-- Record list start --
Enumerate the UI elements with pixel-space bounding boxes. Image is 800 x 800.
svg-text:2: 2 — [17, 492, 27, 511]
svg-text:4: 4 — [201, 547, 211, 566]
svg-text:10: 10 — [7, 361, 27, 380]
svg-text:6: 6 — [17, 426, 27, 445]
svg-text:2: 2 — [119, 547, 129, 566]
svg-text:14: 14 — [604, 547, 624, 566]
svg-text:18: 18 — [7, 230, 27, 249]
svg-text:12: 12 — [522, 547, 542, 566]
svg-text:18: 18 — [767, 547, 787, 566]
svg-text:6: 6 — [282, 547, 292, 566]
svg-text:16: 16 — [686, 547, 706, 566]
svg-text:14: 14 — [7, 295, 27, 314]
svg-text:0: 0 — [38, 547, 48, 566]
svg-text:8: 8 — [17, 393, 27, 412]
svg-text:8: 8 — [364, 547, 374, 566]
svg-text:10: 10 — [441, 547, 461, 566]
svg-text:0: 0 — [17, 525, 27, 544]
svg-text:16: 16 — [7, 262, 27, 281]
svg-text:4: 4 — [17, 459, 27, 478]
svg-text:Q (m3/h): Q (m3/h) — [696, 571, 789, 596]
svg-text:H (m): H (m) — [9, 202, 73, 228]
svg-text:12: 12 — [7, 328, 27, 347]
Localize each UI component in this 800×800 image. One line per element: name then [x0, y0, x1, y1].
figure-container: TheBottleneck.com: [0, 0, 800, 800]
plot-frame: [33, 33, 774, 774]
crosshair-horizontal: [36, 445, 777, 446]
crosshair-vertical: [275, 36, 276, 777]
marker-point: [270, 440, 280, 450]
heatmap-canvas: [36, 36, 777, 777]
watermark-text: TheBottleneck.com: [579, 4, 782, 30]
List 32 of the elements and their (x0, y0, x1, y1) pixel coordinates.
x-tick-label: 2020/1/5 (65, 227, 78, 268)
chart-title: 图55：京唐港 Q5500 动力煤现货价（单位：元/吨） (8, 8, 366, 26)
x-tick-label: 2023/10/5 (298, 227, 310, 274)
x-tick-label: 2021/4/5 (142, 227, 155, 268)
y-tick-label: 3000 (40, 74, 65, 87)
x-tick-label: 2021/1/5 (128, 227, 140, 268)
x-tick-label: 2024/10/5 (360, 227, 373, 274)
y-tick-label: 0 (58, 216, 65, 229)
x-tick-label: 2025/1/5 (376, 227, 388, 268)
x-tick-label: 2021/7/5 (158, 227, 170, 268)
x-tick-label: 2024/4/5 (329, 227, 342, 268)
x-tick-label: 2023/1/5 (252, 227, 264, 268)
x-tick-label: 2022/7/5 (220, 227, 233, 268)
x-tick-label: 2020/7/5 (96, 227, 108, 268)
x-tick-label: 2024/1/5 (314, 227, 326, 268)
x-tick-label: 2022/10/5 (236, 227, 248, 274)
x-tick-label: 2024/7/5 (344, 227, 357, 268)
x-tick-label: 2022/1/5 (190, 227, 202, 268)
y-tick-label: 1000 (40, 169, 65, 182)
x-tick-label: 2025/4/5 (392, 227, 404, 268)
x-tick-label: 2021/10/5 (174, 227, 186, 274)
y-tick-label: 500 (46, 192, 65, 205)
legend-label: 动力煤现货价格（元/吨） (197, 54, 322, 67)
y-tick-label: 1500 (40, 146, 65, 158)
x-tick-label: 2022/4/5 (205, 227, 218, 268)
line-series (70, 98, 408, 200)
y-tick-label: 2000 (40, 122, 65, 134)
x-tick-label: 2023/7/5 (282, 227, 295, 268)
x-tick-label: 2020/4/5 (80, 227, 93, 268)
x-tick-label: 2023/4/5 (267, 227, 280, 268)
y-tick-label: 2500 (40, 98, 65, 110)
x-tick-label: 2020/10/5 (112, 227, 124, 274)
-- Record list end --
§ To be done
Please copy the entire listing above word for word.

§ Solution to this exercise
Enumerate the UI elements with pixel-space bounding boxes. Image is 800 x 800.
svg-text:2: 2 — [17, 492, 27, 511]
svg-text:4: 4 — [201, 547, 211, 566]
svg-text:10: 10 — [7, 361, 27, 380]
svg-text:6: 6 — [17, 426, 27, 445]
svg-text:2: 2 — [119, 547, 129, 566]
svg-text:14: 14 — [604, 547, 624, 566]
svg-text:18: 18 — [7, 230, 27, 249]
svg-text:12: 12 — [522, 547, 542, 566]
svg-text:18: 18 — [767, 547, 787, 566]
svg-text:6: 6 — [282, 547, 292, 566]
svg-text:16: 16 — [686, 547, 706, 566]
svg-text:14: 14 — [7, 295, 27, 314]
svg-text:0: 0 — [38, 547, 48, 566]
svg-text:8: 8 — [17, 393, 27, 412]
svg-text:8: 8 — [364, 547, 374, 566]
svg-text:10: 10 — [441, 547, 461, 566]
svg-text:0: 0 — [17, 525, 27, 544]
svg-text:16: 16 — [7, 262, 27, 281]
svg-text:4: 4 — [17, 459, 27, 478]
svg-text:Q (m3/h): Q (m3/h) — [696, 571, 789, 596]
svg-text:H (m): H (m) — [9, 202, 73, 228]
svg-text:12: 12 — [7, 328, 27, 347]
Localize each UI component in this 800×800 image. One line per element: name then [x0, y0, x1, y1].
figure-container: TheBottleneck.com: [0, 0, 800, 800]
plot-frame: [33, 33, 774, 774]
crosshair-horizontal: [36, 445, 777, 446]
crosshair-vertical: [275, 36, 276, 777]
marker-point: [270, 440, 280, 450]
heatmap-canvas: [36, 36, 777, 777]
watermark-text: TheBottleneck.com: [579, 4, 782, 30]
List 32 of the elements and their (x0, y0, x1, y1) pixel coordinates.
x-tick-label: 2020/1/5 (65, 227, 78, 268)
chart-title: 图55：京唐港 Q5500 动力煤现货价（单位：元/吨） (8, 8, 366, 26)
x-tick-label: 2023/10/5 (298, 227, 310, 274)
x-tick-label: 2021/4/5 (142, 227, 155, 268)
y-tick-label: 3000 (40, 74, 65, 87)
x-tick-label: 2021/1/5 (128, 227, 140, 268)
x-tick-label: 2024/10/5 (360, 227, 373, 274)
y-tick-label: 0 (58, 216, 65, 229)
x-tick-label: 2025/1/5 (376, 227, 388, 268)
x-tick-label: 2021/7/5 (158, 227, 170, 268)
x-tick-label: 2024/4/5 (329, 227, 342, 268)
x-tick-label: 2023/1/5 (252, 227, 264, 268)
x-tick-label: 2022/7/5 (220, 227, 233, 268)
x-tick-label: 2020/7/5 (96, 227, 108, 268)
x-tick-label: 2024/1/5 (314, 227, 326, 268)
x-tick-label: 2022/10/5 (236, 227, 248, 274)
x-tick-label: 2024/7/5 (344, 227, 357, 268)
x-tick-label: 2022/1/5 (190, 227, 202, 268)
y-tick-label: 1000 (40, 169, 65, 182)
x-tick-label: 2025/4/5 (392, 227, 404, 268)
x-tick-label: 2021/10/5 (174, 227, 186, 274)
y-tick-label: 500 (46, 192, 65, 205)
legend-label: 动力煤现货价格（元/吨） (197, 54, 322, 67)
y-tick-label: 1500 (40, 146, 65, 158)
x-tick-label: 2022/4/5 (205, 227, 218, 268)
line-series (70, 98, 408, 200)
y-tick-label: 2000 (40, 122, 65, 134)
x-tick-label: 2023/7/5 (282, 227, 295, 268)
x-tick-label: 2020/4/5 (80, 227, 93, 268)
x-tick-label: 2023/4/5 (267, 227, 280, 268)
y-tick-label: 2500 (40, 98, 65, 110)
x-tick-label: 2020/10/5 (112, 227, 124, 274)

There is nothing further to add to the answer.